Избранный отрывок -
В этот поздний час помещение толстого журнала пусто. Пишущие машинки отдыхают под брезентовыми пледами. Стопки бумаги в белехоньких ночных рубашках разлеглись прямо на столах. И только остро отточенные карандаши, как натренированные спортсмены, предпочитают отдыхать стоя. Мы с Маргаритой с удовольствием опускаемся в глубокие мягкие кресла и молчим. И только спустя какое-то время завязывается наш разговор. Тихий разговор по душам…
Маргарита рассказывала и при этом волновалась так, как будто ей еще сегодня снова предстояло пройти через все то, что, к счастью, уже стало неповторимым вчерашним. И по мере того как она вспоминала об этом вчерашнем, у меня на глазах исчезали кудряшки, пропадал блеск в глазах. Исчезла и пестрая косыночка, и по-модному сшитая шубка. И я снова увидела сидящую передо мной девушку в черном сарафане на двенадцати пуговицах и в надвинутом по самые брови черном платке. Бледная как полотно, стояла она на коленях и все била один земной поклон за другим. Била до тех пор, пока не упала замертво. Однако суровый белобородый старик не подошел к распростертому телу, не поднял, не брызнул водой в помертвевшее лицо. Только взглянул и тотчас отвернулся: «Авось не помрет, а помрет, так на все воля божья». И тонкие губы его снова зашептали привычные слова молитвы…
Маргарита жадно пьет воду из стакана, а потом, отдышавшись, продолжает вспоминать…
И тогда я снова вижу Маргариту все в том же черном сарафане, но комната, в которой она теперь находится, уже ничем не напоминает сырой и мрачный схрон. И белобородого тоже нет поблизости.
Маргарита смущена и взволнована новизной впечатлений и перемен, происшедших в ее жизни за какие-нибудь двадцать четыре часа. Накануне в схроне среди других членов организации обнаружили и ее. Следователь Рожков, сам отец троих ребятишек, пожалел отправить Маргариту в камеру. Вот так и вышло, что Маргарита очутилась в доме Владимира Дмитриевича.
— Да ты кушай, девочка, не стесняйся, — ласково уговаривает ее жена следователя Татьяна Павловна и пододвигает поближе шипящую сковородку.
Жареные котлеты пахнут, как все райские яства вместе взятые. Маргарита даже забыла, когда она последний раз ела мясо. Она сглатывает слюну. Ужасно хочется отведать. Наконец, решившись, несмело берет вилку и тянется к котлете. И вдруг резко отдергивает руку назад. Вилка со звоном падает.

Выдержки из данных -
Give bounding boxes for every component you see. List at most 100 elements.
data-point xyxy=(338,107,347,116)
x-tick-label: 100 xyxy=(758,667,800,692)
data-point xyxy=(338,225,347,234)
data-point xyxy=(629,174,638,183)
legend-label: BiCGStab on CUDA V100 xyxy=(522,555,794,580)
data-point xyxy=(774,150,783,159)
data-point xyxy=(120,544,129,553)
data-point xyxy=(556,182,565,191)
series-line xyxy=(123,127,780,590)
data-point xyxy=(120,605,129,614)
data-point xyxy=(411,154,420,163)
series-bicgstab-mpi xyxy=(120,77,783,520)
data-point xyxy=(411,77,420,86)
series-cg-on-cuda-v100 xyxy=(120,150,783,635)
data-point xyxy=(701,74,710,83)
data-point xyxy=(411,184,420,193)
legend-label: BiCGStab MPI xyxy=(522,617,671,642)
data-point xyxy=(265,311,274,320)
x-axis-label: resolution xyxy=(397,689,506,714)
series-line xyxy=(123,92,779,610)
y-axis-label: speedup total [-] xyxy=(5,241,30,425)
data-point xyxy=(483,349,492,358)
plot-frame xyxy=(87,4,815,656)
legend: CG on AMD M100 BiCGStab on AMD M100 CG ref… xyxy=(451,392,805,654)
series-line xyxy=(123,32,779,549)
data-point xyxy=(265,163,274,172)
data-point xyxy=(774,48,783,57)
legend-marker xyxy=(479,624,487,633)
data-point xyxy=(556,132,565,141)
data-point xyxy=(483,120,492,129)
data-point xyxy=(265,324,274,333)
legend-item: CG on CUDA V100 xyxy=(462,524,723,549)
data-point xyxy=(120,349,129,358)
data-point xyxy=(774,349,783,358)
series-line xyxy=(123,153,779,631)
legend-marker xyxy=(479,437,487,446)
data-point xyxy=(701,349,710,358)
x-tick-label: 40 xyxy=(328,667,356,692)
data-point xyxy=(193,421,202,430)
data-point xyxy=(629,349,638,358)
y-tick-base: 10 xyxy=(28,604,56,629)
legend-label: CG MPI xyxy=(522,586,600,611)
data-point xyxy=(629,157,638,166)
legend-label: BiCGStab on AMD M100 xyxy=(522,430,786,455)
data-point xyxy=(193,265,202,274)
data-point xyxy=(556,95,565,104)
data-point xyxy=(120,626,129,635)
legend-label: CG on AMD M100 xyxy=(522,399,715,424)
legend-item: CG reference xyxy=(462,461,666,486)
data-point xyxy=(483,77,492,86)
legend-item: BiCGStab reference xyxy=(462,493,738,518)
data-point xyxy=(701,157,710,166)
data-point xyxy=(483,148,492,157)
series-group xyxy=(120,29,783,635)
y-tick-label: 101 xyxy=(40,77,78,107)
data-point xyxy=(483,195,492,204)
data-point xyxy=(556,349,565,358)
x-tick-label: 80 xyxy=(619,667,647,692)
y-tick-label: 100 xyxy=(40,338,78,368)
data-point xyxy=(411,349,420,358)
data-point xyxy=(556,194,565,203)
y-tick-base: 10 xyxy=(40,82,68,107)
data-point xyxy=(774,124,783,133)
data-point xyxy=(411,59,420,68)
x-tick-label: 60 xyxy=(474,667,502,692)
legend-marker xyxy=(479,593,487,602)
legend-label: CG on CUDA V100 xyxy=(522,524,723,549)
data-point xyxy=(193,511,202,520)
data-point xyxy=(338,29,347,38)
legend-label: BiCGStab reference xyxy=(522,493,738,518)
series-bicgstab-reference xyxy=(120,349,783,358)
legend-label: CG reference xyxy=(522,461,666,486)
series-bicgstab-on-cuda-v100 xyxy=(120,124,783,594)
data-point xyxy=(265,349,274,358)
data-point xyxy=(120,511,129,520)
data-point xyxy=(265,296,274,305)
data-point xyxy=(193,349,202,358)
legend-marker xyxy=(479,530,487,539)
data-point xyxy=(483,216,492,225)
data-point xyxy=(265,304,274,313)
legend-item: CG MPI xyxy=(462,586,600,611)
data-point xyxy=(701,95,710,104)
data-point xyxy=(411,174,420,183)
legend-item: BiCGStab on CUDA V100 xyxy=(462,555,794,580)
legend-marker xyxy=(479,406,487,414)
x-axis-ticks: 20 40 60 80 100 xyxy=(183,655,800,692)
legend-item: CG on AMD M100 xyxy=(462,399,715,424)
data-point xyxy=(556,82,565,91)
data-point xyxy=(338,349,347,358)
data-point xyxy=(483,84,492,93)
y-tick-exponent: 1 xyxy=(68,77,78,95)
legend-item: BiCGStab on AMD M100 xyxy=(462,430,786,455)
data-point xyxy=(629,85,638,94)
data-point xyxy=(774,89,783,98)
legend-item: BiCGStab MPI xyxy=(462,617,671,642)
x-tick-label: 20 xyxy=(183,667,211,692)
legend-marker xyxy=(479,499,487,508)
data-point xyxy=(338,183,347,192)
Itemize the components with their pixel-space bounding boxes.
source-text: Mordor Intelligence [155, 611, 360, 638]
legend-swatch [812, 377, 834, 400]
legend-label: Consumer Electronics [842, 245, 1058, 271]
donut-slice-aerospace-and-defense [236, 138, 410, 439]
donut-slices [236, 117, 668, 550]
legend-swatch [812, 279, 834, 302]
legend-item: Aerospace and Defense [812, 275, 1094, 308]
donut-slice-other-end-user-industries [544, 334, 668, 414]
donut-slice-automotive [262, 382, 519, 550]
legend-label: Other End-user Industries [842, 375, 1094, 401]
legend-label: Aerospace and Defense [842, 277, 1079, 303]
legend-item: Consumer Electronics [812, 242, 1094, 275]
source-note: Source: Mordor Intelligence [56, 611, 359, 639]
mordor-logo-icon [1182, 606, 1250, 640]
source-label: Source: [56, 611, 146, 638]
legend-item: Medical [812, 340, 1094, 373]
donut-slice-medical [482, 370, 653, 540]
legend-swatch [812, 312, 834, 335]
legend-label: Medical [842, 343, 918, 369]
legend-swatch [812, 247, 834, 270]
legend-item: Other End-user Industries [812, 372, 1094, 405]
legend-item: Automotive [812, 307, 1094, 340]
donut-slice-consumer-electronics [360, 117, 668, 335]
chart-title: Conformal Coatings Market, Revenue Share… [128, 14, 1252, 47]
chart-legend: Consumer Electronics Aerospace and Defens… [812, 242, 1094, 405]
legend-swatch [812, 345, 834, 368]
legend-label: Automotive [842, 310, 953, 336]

Что требуется - Воспроизведите дословно часть отрывка о Маргарите от слов «Маргарита смущена и» до слов «поближе шипящую сковородку.» включительно.

Выполненное задание -
Маргарита смущена и взволнована новизной впечатлений и перемен, происшедших в ее жизни за какие-нибудь двадцать четыре часа. Накануне в схроне среди других членов организации обнаружили и ее. Следователь Рожков, сам отец троих ребятишек, пожалел отправить Маргариту в камеру. Вот так и вышло, что Маргарита очутилась в доме Владимира Дмитриевича.
— Да ты кушай, девочка, не стесняйся, — ласково уговаривает ее жена следователя Татьяна Павловна и пододвигает поближе шипящую сковородку.